SHORT EXERCISE
Transcribe the full listing exactly, and drop every picture.

Records from a dataset
•••

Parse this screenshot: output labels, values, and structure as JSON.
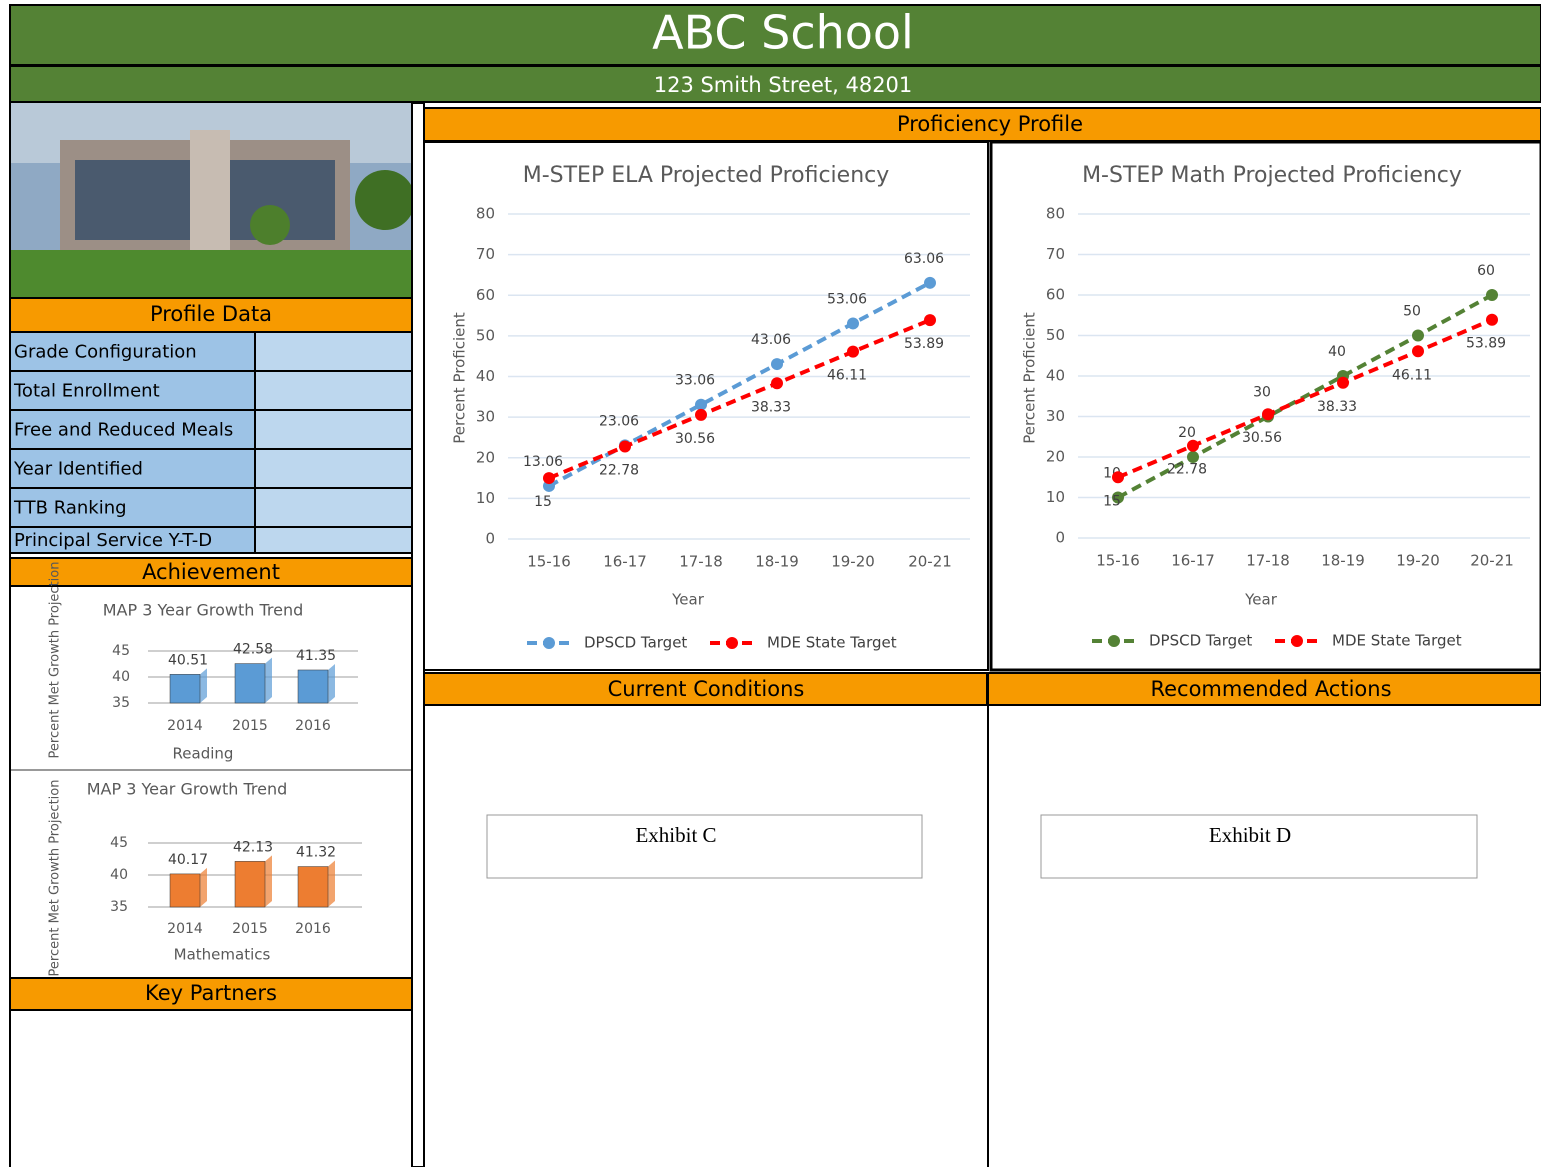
{
  "header": {
    "title": "ABC School",
    "address": "123 Smith Street, 48201"
  },
  "profile_data": {
    "heading": "Profile Data",
    "rows": [
      "Grade Configuration",
      "Total Enrollment",
      "Free and Reduced Meals",
      "Year Identified",
      "TTB Ranking",
      "Principal Service Y-T-D"
    ]
  },
  "sections": {
    "achievement": "Achievement",
    "key_partners": "Key Partners",
    "proficiency_profile": "Proficiency Profile",
    "current_conditions": "Current Conditions",
    "recommended_actions": "Recommended Actions"
  },
  "exhibits": [
    "Exhibit C",
    "Exhibit D"
  ],
  "chart_data": [
    {
      "type": "bar",
      "title": "MAP 3 Year Growth Trend",
      "x_label": "Reading",
      "y_label": "Percent Met Growth Projection",
      "categories": [
        "2014",
        "2015",
        "2016"
      ],
      "values": [
        40.51,
        42.58,
        41.35
      ],
      "color": "#5b9bd5",
      "ylim": [
        35,
        45
      ],
      "yticks": [
        35,
        40,
        45
      ],
      "grid": true
    },
    {
      "type": "bar",
      "title": "MAP 3 Year Growth Trend",
      "x_label": "Mathematics",
      "y_label": "Percent Met Growth Projection",
      "categories": [
        "2014",
        "2015",
        "2016"
      ],
      "values": [
        40.17,
        42.13,
        41.32
      ],
      "color": "#ed7d31",
      "ylim": [
        35,
        45
      ],
      "yticks": [
        35,
        40,
        45
      ],
      "grid": true
    },
    {
      "type": "line",
      "title": "M-STEP ELA Projected Proficiency",
      "x_label": "Year",
      "y_label": "Percent Proficient",
      "categories": [
        "15-16",
        "16-17",
        "17-18",
        "18-19",
        "19-20",
        "20-21"
      ],
      "series": [
        {
          "name": "DPSCD Target",
          "color": "#5b9bd5",
          "values": [
            13.06,
            23.06,
            33.06,
            43.06,
            53.06,
            63.06
          ]
        },
        {
          "name": "MDE State Target",
          "color": "#ff0000",
          "values": [
            15,
            22.78,
            30.56,
            38.33,
            46.11,
            53.89
          ]
        }
      ],
      "ylim": [
        0,
        80
      ],
      "yticks": [
        0,
        10,
        20,
        30,
        40,
        50,
        60,
        70,
        80
      ],
      "grid": true
    },
    {
      "type": "line",
      "title": "M-STEP Math Projected Proficiency",
      "x_label": "Year",
      "y_label": "Percent Proficient",
      "categories": [
        "15-16",
        "16-17",
        "17-18",
        "18-19",
        "19-20",
        "20-21"
      ],
      "series": [
        {
          "name": "DPSCD Target",
          "color": "#548235",
          "values": [
            10,
            20,
            30,
            40,
            50,
            60
          ]
        },
        {
          "name": "MDE State Target",
          "color": "#ff0000",
          "values": [
            15,
            22.78,
            30.56,
            38.33,
            46.11,
            53.89
          ]
        }
      ],
      "ylim": [
        0,
        80
      ],
      "yticks": [
        0,
        10,
        20,
        30,
        40,
        50,
        60,
        70,
        80
      ],
      "grid": true
    }
  ]
}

•••

SOLVED EXERCISE
Parse this screenshot: output labels, values, and structure as JSON.
{
  "header": {
    "title": "ABC School",
    "address": "123 Smith Street, 48201"
  },
  "profile_data": {
    "heading": "Profile Data",
    "rows": [
      "Grade Configuration",
      "Total Enrollment",
      "Free and Reduced Meals",
      "Year Identified",
      "TTB Ranking",
      "Principal Service Y-T-D"
    ]
  },
  "sections": {
    "achievement": "Achievement",
    "key_partners": "Key Partners",
    "proficiency_profile": "Proficiency Profile",
    "current_conditions": "Current Conditions",
    "recommended_actions": "Recommended Actions"
  },
  "exhibits": [
    "Exhibit C",
    "Exhibit D"
  ],
  "chart_data": [
    {
      "type": "bar",
      "title": "MAP 3 Year Growth Trend",
      "x_label": "Reading",
      "y_label": "Percent Met Growth Projection",
      "categories": [
        "2014",
        "2015",
        "2016"
      ],
      "values": [
        40.51,
        42.58,
        41.35
      ],
      "color": "#5b9bd5",
      "ylim": [
        35,
        45
      ],
      "yticks": [
        35,
        40,
        45
      ],
      "grid": true
    },
    {
      "type": "bar",
      "title": "MAP 3 Year Growth Trend",
      "x_label": "Mathematics",
      "y_label": "Percent Met Growth Projection",
      "categories": [
        "2014",
        "2015",
        "2016"
      ],
      "values": [
        40.17,
        42.13,
        41.32
      ],
      "color": "#ed7d31",
      "ylim": [
        35,
        45
      ],
      "yticks": [
        35,
        40,
        45
      ],
      "grid": true
    },
    {
      "type": "line",
      "title": "M-STEP ELA Projected Proficiency",
      "x_label": "Year",
      "y_label": "Percent Proficient",
      "categories": [
        "15-16",
        "16-17",
        "17-18",
        "18-19",
        "19-20",
        "20-21"
      ],
      "series": [
        {
          "name": "DPSCD Target",
          "color": "#5b9bd5",
          "values": [
            13.06,
            23.06,
            33.06,
            43.06,
            53.06,
            63.06
          ]
        },
        {
          "name": "MDE State Target",
          "color": "#ff0000",
          "values": [
            15,
            22.78,
            30.56,
            38.33,
            46.11,
            53.89
          ]
        }
      ],
      "ylim": [
        0,
        80
      ],
      "yticks": [
        0,
        10,
        20,
        30,
        40,
        50,
        60,
        70,
        80
      ],
      "grid": true
    },
    {
      "type": "line",
      "title": "M-STEP Math Projected Proficiency",
      "x_label": "Year",
      "y_label": "Percent Proficient",
      "categories": [
        "15-16",
        "16-17",
        "17-18",
        "18-19",
        "19-20",
        "20-21"
      ],
      "series": [
        {
          "name": "DPSCD Target",
          "color": "#548235",
          "values": [
            10,
            20,
            30,
            40,
            50,
            60
          ]
        },
        {
          "name": "MDE State Target",
          "color": "#ff0000",
          "values": [
            15,
            22.78,
            30.56,
            38.33,
            46.11,
            53.89
          ]
        }
      ],
      "ylim": [
        0,
        80
      ],
      "yticks": [
        0,
        10,
        20,
        30,
        40,
        50,
        60,
        70,
        80
      ],
      "grid": true
    }
  ]
}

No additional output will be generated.